---- DATA FOR PROCESSING
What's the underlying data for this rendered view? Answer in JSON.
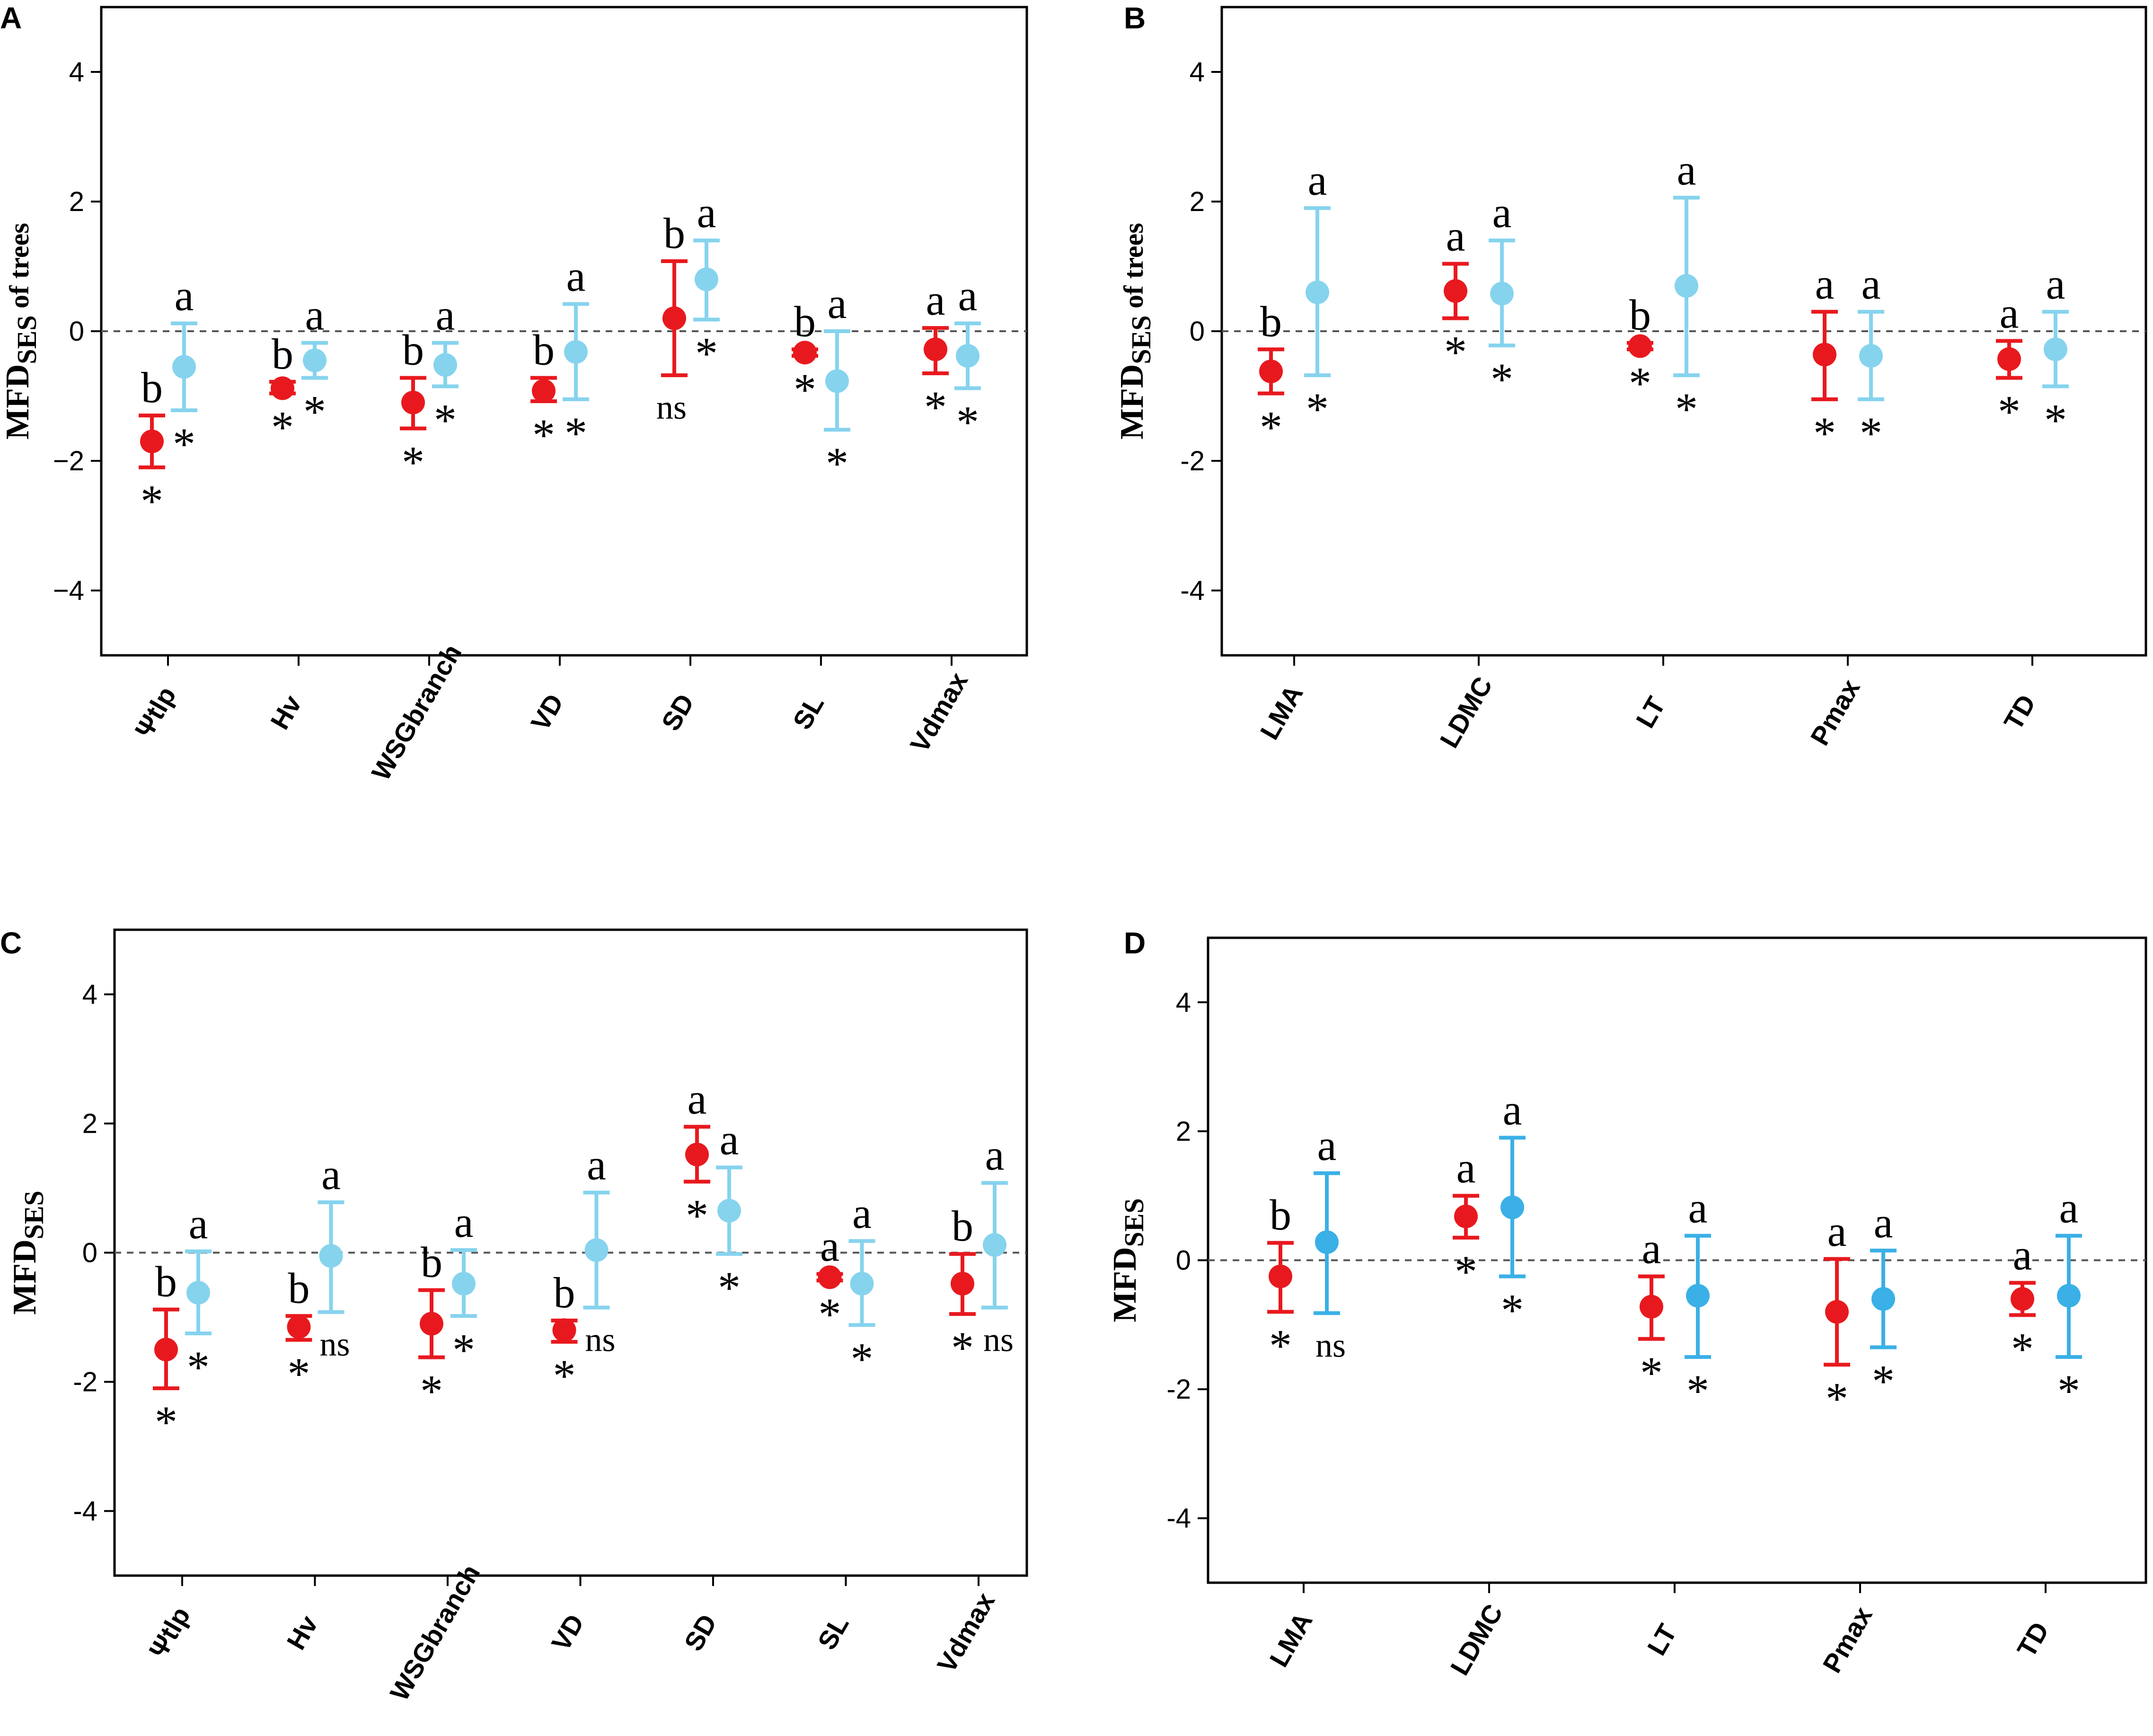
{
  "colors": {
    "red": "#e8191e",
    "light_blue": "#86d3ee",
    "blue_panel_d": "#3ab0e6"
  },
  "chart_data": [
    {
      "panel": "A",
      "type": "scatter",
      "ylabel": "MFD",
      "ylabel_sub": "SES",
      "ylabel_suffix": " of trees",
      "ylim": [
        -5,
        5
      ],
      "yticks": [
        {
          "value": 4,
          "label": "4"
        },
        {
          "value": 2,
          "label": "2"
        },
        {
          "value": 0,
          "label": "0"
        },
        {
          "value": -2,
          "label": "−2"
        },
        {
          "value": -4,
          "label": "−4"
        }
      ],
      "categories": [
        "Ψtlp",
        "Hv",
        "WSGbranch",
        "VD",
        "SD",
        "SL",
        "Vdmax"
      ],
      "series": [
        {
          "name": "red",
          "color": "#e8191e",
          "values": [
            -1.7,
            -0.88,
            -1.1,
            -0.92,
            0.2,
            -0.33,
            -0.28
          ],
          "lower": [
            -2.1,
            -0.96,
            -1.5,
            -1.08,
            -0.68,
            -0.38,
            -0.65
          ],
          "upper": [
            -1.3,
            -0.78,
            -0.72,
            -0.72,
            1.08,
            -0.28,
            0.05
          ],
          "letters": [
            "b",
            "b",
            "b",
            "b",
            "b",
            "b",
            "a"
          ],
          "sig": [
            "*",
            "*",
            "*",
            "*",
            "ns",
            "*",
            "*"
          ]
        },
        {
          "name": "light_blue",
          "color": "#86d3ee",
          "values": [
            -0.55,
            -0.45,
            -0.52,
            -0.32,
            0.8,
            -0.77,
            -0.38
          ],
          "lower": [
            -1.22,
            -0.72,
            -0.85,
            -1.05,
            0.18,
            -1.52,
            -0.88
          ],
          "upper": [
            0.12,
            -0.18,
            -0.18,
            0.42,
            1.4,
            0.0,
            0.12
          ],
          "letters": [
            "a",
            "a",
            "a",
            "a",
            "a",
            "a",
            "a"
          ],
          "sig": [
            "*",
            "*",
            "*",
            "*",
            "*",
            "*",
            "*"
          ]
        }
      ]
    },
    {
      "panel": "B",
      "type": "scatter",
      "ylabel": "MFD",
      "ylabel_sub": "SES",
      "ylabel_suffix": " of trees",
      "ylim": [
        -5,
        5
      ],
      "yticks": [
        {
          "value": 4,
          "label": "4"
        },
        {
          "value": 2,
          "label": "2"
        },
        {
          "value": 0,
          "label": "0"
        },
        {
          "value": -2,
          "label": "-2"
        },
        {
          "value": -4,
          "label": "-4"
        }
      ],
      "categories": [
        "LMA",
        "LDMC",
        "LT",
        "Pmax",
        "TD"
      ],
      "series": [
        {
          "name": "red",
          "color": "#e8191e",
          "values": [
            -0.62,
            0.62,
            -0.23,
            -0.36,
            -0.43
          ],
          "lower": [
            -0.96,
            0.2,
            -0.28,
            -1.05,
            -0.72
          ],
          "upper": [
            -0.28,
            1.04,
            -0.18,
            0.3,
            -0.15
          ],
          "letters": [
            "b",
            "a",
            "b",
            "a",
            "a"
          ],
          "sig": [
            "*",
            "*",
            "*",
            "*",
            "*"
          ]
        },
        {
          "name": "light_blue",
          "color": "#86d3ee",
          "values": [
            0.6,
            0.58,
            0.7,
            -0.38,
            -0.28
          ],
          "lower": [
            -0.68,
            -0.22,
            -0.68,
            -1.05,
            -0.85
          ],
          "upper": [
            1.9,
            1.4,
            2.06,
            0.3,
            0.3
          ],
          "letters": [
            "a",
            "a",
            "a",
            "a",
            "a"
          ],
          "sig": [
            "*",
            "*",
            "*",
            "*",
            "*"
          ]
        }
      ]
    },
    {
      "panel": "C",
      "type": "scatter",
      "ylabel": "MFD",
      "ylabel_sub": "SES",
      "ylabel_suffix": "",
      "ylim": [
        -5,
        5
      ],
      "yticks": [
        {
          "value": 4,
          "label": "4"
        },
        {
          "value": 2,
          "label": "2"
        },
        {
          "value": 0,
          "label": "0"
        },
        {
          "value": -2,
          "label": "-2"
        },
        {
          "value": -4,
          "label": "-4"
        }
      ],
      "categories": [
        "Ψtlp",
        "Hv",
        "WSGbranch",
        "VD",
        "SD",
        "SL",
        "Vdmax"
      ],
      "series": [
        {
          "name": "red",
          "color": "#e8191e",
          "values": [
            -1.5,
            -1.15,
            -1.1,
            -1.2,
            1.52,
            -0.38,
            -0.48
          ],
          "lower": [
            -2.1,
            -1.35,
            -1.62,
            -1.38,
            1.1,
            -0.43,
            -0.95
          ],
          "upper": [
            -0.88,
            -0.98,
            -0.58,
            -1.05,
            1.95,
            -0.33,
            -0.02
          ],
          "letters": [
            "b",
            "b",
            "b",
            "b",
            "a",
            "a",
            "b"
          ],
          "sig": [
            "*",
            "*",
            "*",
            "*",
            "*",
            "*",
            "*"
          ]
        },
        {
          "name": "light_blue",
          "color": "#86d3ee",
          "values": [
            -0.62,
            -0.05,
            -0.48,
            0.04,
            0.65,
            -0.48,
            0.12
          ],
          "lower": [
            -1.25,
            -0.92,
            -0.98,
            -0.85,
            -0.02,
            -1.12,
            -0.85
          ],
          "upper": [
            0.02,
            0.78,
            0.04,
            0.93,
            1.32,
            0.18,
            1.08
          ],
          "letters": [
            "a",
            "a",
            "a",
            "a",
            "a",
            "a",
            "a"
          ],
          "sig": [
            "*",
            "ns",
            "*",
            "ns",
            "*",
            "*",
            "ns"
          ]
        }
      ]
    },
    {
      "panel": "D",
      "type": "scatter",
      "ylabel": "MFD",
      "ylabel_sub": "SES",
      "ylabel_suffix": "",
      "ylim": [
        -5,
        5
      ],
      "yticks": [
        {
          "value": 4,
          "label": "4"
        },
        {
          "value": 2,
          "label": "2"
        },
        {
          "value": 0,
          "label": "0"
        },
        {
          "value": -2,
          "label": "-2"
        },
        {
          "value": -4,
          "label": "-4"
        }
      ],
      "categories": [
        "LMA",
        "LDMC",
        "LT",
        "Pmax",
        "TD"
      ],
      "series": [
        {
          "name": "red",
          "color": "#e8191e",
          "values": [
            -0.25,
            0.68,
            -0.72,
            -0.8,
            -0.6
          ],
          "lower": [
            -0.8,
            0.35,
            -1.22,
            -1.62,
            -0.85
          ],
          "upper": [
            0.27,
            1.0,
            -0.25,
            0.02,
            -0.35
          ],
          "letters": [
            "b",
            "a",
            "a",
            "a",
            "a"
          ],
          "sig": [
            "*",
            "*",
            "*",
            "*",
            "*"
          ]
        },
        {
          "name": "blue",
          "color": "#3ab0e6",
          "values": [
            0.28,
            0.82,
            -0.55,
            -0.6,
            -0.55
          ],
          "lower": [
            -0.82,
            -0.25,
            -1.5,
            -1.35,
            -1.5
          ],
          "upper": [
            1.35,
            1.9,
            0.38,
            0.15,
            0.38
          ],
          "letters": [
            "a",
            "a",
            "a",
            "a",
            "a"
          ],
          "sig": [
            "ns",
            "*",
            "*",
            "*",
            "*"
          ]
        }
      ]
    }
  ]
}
--------
WHAT YOU SHOULD DO >>
Repeat each line of the records above exactly, but do not copy the pictures.

RESPONSE FOR THIS EXERCISE >>
What's the underlying data for this rendered view? Answer in JSON.
{
  "colors": {
    "red": "#e8191e",
    "light_blue": "#86d3ee",
    "blue_panel_d": "#3ab0e6"
  },
  "chart_data": [
    {
      "panel": "A",
      "type": "scatter",
      "ylabel": "MFD",
      "ylabel_sub": "SES",
      "ylabel_suffix": " of trees",
      "ylim": [
        -5,
        5
      ],
      "yticks": [
        {
          "value": 4,
          "label": "4"
        },
        {
          "value": 2,
          "label": "2"
        },
        {
          "value": 0,
          "label": "0"
        },
        {
          "value": -2,
          "label": "−2"
        },
        {
          "value": -4,
          "label": "−4"
        }
      ],
      "categories": [
        "Ψtlp",
        "Hv",
        "WSGbranch",
        "VD",
        "SD",
        "SL",
        "Vdmax"
      ],
      "series": [
        {
          "name": "red",
          "color": "#e8191e",
          "values": [
            -1.7,
            -0.88,
            -1.1,
            -0.92,
            0.2,
            -0.33,
            -0.28
          ],
          "lower": [
            -2.1,
            -0.96,
            -1.5,
            -1.08,
            -0.68,
            -0.38,
            -0.65
          ],
          "upper": [
            -1.3,
            -0.78,
            -0.72,
            -0.72,
            1.08,
            -0.28,
            0.05
          ],
          "letters": [
            "b",
            "b",
            "b",
            "b",
            "b",
            "b",
            "a"
          ],
          "sig": [
            "*",
            "*",
            "*",
            "*",
            "ns",
            "*",
            "*"
          ]
        },
        {
          "name": "light_blue",
          "color": "#86d3ee",
          "values": [
            -0.55,
            -0.45,
            -0.52,
            -0.32,
            0.8,
            -0.77,
            -0.38
          ],
          "lower": [
            -1.22,
            -0.72,
            -0.85,
            -1.05,
            0.18,
            -1.52,
            -0.88
          ],
          "upper": [
            0.12,
            -0.18,
            -0.18,
            0.42,
            1.4,
            0.0,
            0.12
          ],
          "letters": [
            "a",
            "a",
            "a",
            "a",
            "a",
            "a",
            "a"
          ],
          "sig": [
            "*",
            "*",
            "*",
            "*",
            "*",
            "*",
            "*"
          ]
        }
      ]
    },
    {
      "panel": "B",
      "type": "scatter",
      "ylabel": "MFD",
      "ylabel_sub": "SES",
      "ylabel_suffix": " of trees",
      "ylim": [
        -5,
        5
      ],
      "yticks": [
        {
          "value": 4,
          "label": "4"
        },
        {
          "value": 2,
          "label": "2"
        },
        {
          "value": 0,
          "label": "0"
        },
        {
          "value": -2,
          "label": "-2"
        },
        {
          "value": -4,
          "label": "-4"
        }
      ],
      "categories": [
        "LMA",
        "LDMC",
        "LT",
        "Pmax",
        "TD"
      ],
      "series": [
        {
          "name": "red",
          "color": "#e8191e",
          "values": [
            -0.62,
            0.62,
            -0.23,
            -0.36,
            -0.43
          ],
          "lower": [
            -0.96,
            0.2,
            -0.28,
            -1.05,
            -0.72
          ],
          "upper": [
            -0.28,
            1.04,
            -0.18,
            0.3,
            -0.15
          ],
          "letters": [
            "b",
            "a",
            "b",
            "a",
            "a"
          ],
          "sig": [
            "*",
            "*",
            "*",
            "*",
            "*"
          ]
        },
        {
          "name": "light_blue",
          "color": "#86d3ee",
          "values": [
            0.6,
            0.58,
            0.7,
            -0.38,
            -0.28
          ],
          "lower": [
            -0.68,
            -0.22,
            -0.68,
            -1.05,
            -0.85
          ],
          "upper": [
            1.9,
            1.4,
            2.06,
            0.3,
            0.3
          ],
          "letters": [
            "a",
            "a",
            "a",
            "a",
            "a"
          ],
          "sig": [
            "*",
            "*",
            "*",
            "*",
            "*"
          ]
        }
      ]
    },
    {
      "panel": "C",
      "type": "scatter",
      "ylabel": "MFD",
      "ylabel_sub": "SES",
      "ylabel_suffix": "",
      "ylim": [
        -5,
        5
      ],
      "yticks": [
        {
          "value": 4,
          "label": "4"
        },
        {
          "value": 2,
          "label": "2"
        },
        {
          "value": 0,
          "label": "0"
        },
        {
          "value": -2,
          "label": "-2"
        },
        {
          "value": -4,
          "label": "-4"
        }
      ],
      "categories": [
        "Ψtlp",
        "Hv",
        "WSGbranch",
        "VD",
        "SD",
        "SL",
        "Vdmax"
      ],
      "series": [
        {
          "name": "red",
          "color": "#e8191e",
          "values": [
            -1.5,
            -1.15,
            -1.1,
            -1.2,
            1.52,
            -0.38,
            -0.48
          ],
          "lower": [
            -2.1,
            -1.35,
            -1.62,
            -1.38,
            1.1,
            -0.43,
            -0.95
          ],
          "upper": [
            -0.88,
            -0.98,
            -0.58,
            -1.05,
            1.95,
            -0.33,
            -0.02
          ],
          "letters": [
            "b",
            "b",
            "b",
            "b",
            "a",
            "a",
            "b"
          ],
          "sig": [
            "*",
            "*",
            "*",
            "*",
            "*",
            "*",
            "*"
          ]
        },
        {
          "name": "light_blue",
          "color": "#86d3ee",
          "values": [
            -0.62,
            -0.05,
            -0.48,
            0.04,
            0.65,
            -0.48,
            0.12
          ],
          "lower": [
            -1.25,
            -0.92,
            -0.98,
            -0.85,
            -0.02,
            -1.12,
            -0.85
          ],
          "upper": [
            0.02,
            0.78,
            0.04,
            0.93,
            1.32,
            0.18,
            1.08
          ],
          "letters": [
            "a",
            "a",
            "a",
            "a",
            "a",
            "a",
            "a"
          ],
          "sig": [
            "*",
            "ns",
            "*",
            "ns",
            "*",
            "*",
            "ns"
          ]
        }
      ]
    },
    {
      "panel": "D",
      "type": "scatter",
      "ylabel": "MFD",
      "ylabel_sub": "SES",
      "ylabel_suffix": "",
      "ylim": [
        -5,
        5
      ],
      "yticks": [
        {
          "value": 4,
          "label": "4"
        },
        {
          "value": 2,
          "label": "2"
        },
        {
          "value": 0,
          "label": "0"
        },
        {
          "value": -2,
          "label": "-2"
        },
        {
          "value": -4,
          "label": "-4"
        }
      ],
      "categories": [
        "LMA",
        "LDMC",
        "LT",
        "Pmax",
        "TD"
      ],
      "series": [
        {
          "name": "red",
          "color": "#e8191e",
          "values": [
            -0.25,
            0.68,
            -0.72,
            -0.8,
            -0.6
          ],
          "lower": [
            -0.8,
            0.35,
            -1.22,
            -1.62,
            -0.85
          ],
          "upper": [
            0.27,
            1.0,
            -0.25,
            0.02,
            -0.35
          ],
          "letters": [
            "b",
            "a",
            "a",
            "a",
            "a"
          ],
          "sig": [
            "*",
            "*",
            "*",
            "*",
            "*"
          ]
        },
        {
          "name": "blue",
          "color": "#3ab0e6",
          "values": [
            0.28,
            0.82,
            -0.55,
            -0.6,
            -0.55
          ],
          "lower": [
            -0.82,
            -0.25,
            -1.5,
            -1.35,
            -1.5
          ],
          "upper": [
            1.35,
            1.9,
            0.38,
            0.15,
            0.38
          ],
          "letters": [
            "a",
            "a",
            "a",
            "a",
            "a"
          ],
          "sig": [
            "ns",
            "*",
            "*",
            "*",
            "*"
          ]
        }
      ]
    }
  ]
}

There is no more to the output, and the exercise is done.